(Goal):
From the entries that follow, pick out all lines holding "chevron".

** begin **

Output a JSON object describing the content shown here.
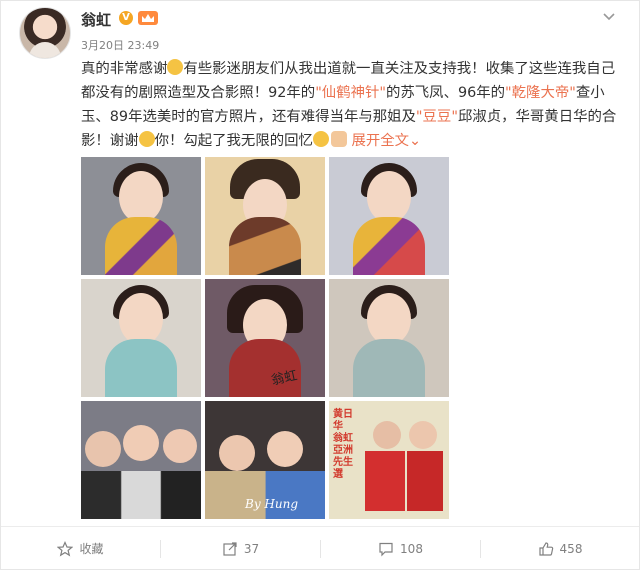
{
  "post": {
    "author": "翁虹",
    "verified_mark": "V",
    "timestamp": "3月20日 23:49",
    "text_1": "真的非常感谢",
    "text_2": "有些影迷朋友们从我出道就一直关注及支持我！收集了这些连我自己都没有的剧照造型及合影照！92年的",
    "link_1": "\"仙鹤神针\"",
    "text_3": "的苏飞凤、96年的",
    "link_2": "\"乾隆大帝\"",
    "text_4": "查小玉、89年选美时的官方照片，还有难得当年与那姐及",
    "link_3": "\"豆豆\"",
    "text_5": "邱淑贞，华哥黄日华的合影！谢谢",
    "text_6": "你！勾起了我无限的回忆",
    "expand_label": "展开全文",
    "expand_arrow": "⌄"
  },
  "photo_texts": {
    "signature_1": "翁虹",
    "signature_2": "By Hung",
    "poster_caption": "黄日华 翁虹 亞洲先生選",
    "poster_caption_2": "亞洲先生選"
  },
  "actions": {
    "favorite_label": "收藏",
    "repost_count": "37",
    "comment_count": "108",
    "like_count": "458"
  },
  "colors": {
    "link": "#eb7350",
    "muted": "#808080",
    "verified": "#f5a623"
  },
  "icons": [
    "chevron-down-icon",
    "favorite-icon",
    "repost-icon",
    "comment-icon",
    "like-icon",
    "emoji-icon"
  ]
}
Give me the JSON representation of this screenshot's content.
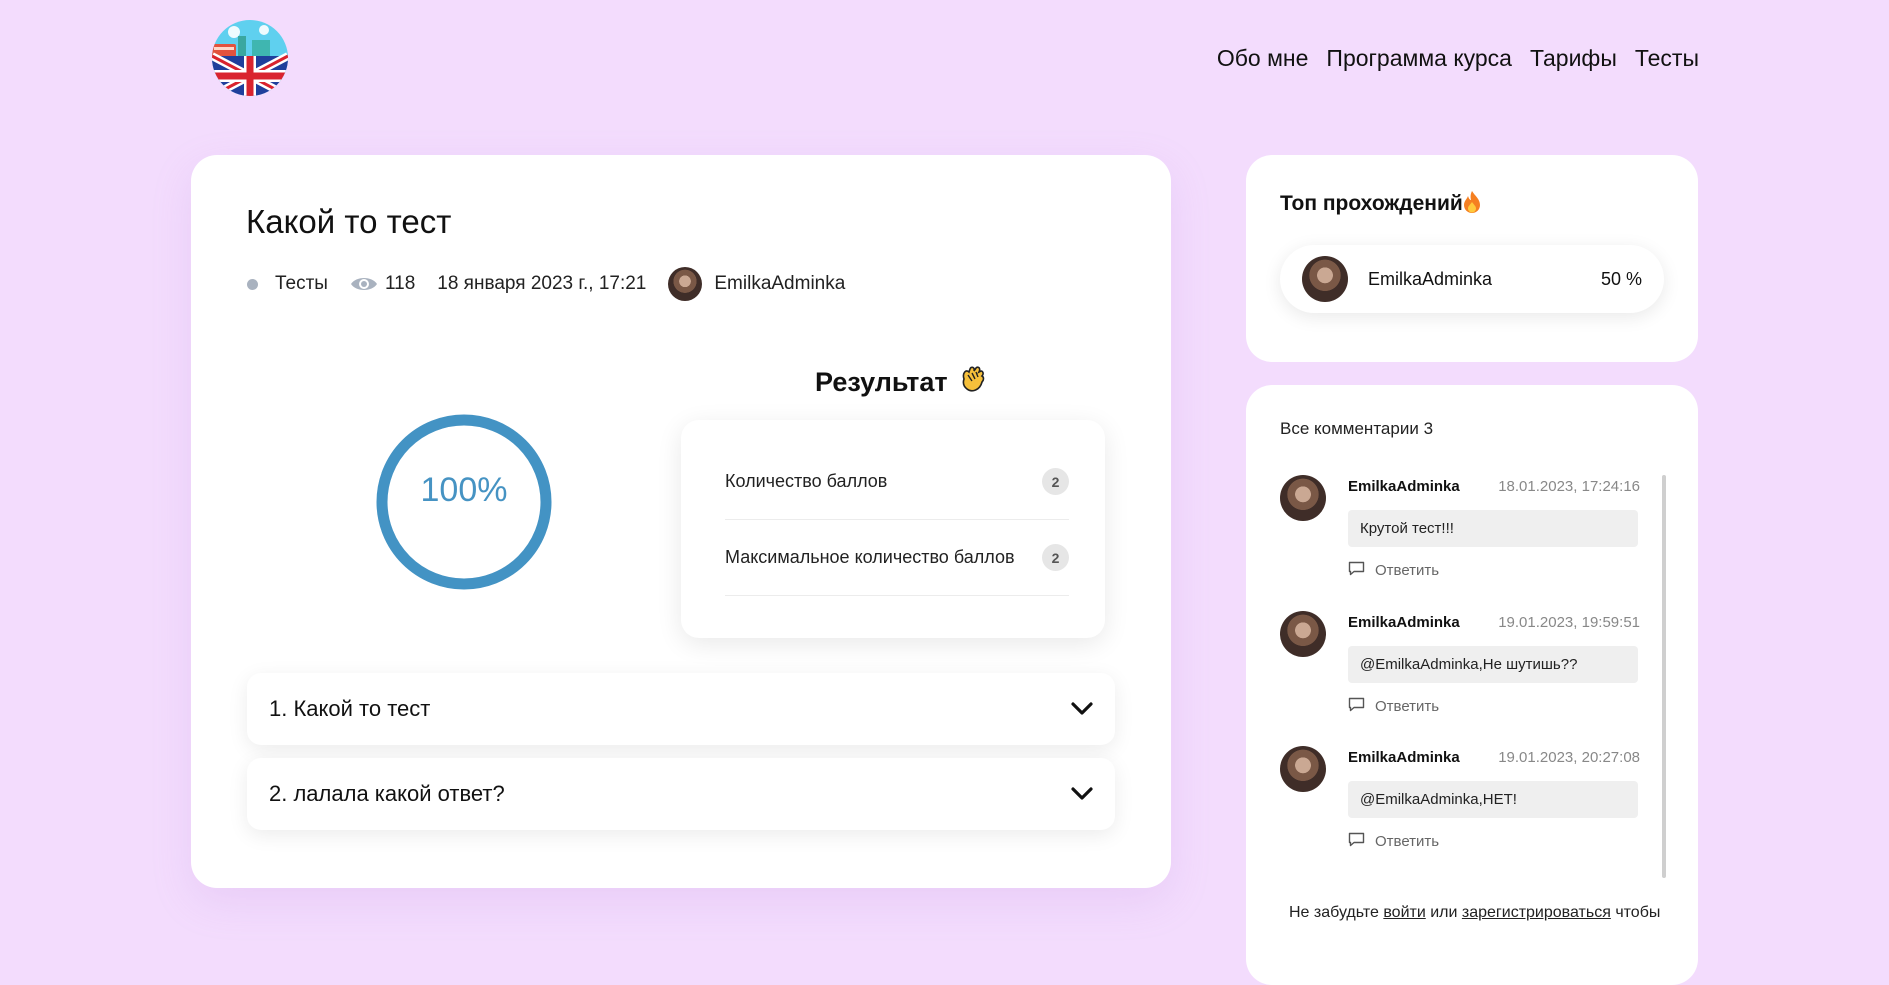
{
  "nav": {
    "items": [
      "Обо мне",
      "Программа курса",
      "Тарифы",
      "Тесты"
    ]
  },
  "test": {
    "title": "Какой то тест",
    "category": "Тесты",
    "views": "118",
    "date": "18 января 2023 г., 17:21",
    "author": "EmilkaAdminka",
    "percent_label": "100%",
    "percent_value": 100
  },
  "result": {
    "title": "Результат",
    "rows": [
      {
        "label": "Количество баллов",
        "value": "2"
      },
      {
        "label": "Максимальное количество баллов",
        "value": "2"
      }
    ]
  },
  "questions": [
    "1. Какой то тест",
    "2. лалала какой ответ?"
  ],
  "top": {
    "title": "Топ прохождений",
    "entries": [
      {
        "name": "EmilkaAdminka",
        "score": "50 %"
      }
    ]
  },
  "comments": {
    "heading": "Все комментарии",
    "count": "3",
    "reply_label": "Ответить",
    "items": [
      {
        "author": "EmilkaAdminka",
        "date": "18.01.2023, 17:24:16",
        "text": "Крутой тест!!!"
      },
      {
        "author": "EmilkaAdminka",
        "date": "19.01.2023, 19:59:51",
        "text": "@EmilkaAdminka,Не шутишь??"
      },
      {
        "author": "EmilkaAdminka",
        "date": "19.01.2023, 20:27:08",
        "text": "@EmilkaAdminka,HET!"
      }
    ],
    "footer": {
      "prefix": "Не забудьте",
      "login": "войти",
      "middle": "или",
      "register": "зарегистрироваться",
      "suffix": "чтобы"
    }
  },
  "colors": {
    "page_bg": "#f3dcfd",
    "accent": "#4693c3"
  },
  "icons": {
    "views": "eye-icon",
    "reply": "speech-bubble-icon",
    "expand": "chevron-down-icon",
    "fire": "fire-icon",
    "clap": "clapping-hands-icon"
  }
}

** end **

(Complete response):
    "chevron-down-icon",
    "expand": "chevron-down-icon",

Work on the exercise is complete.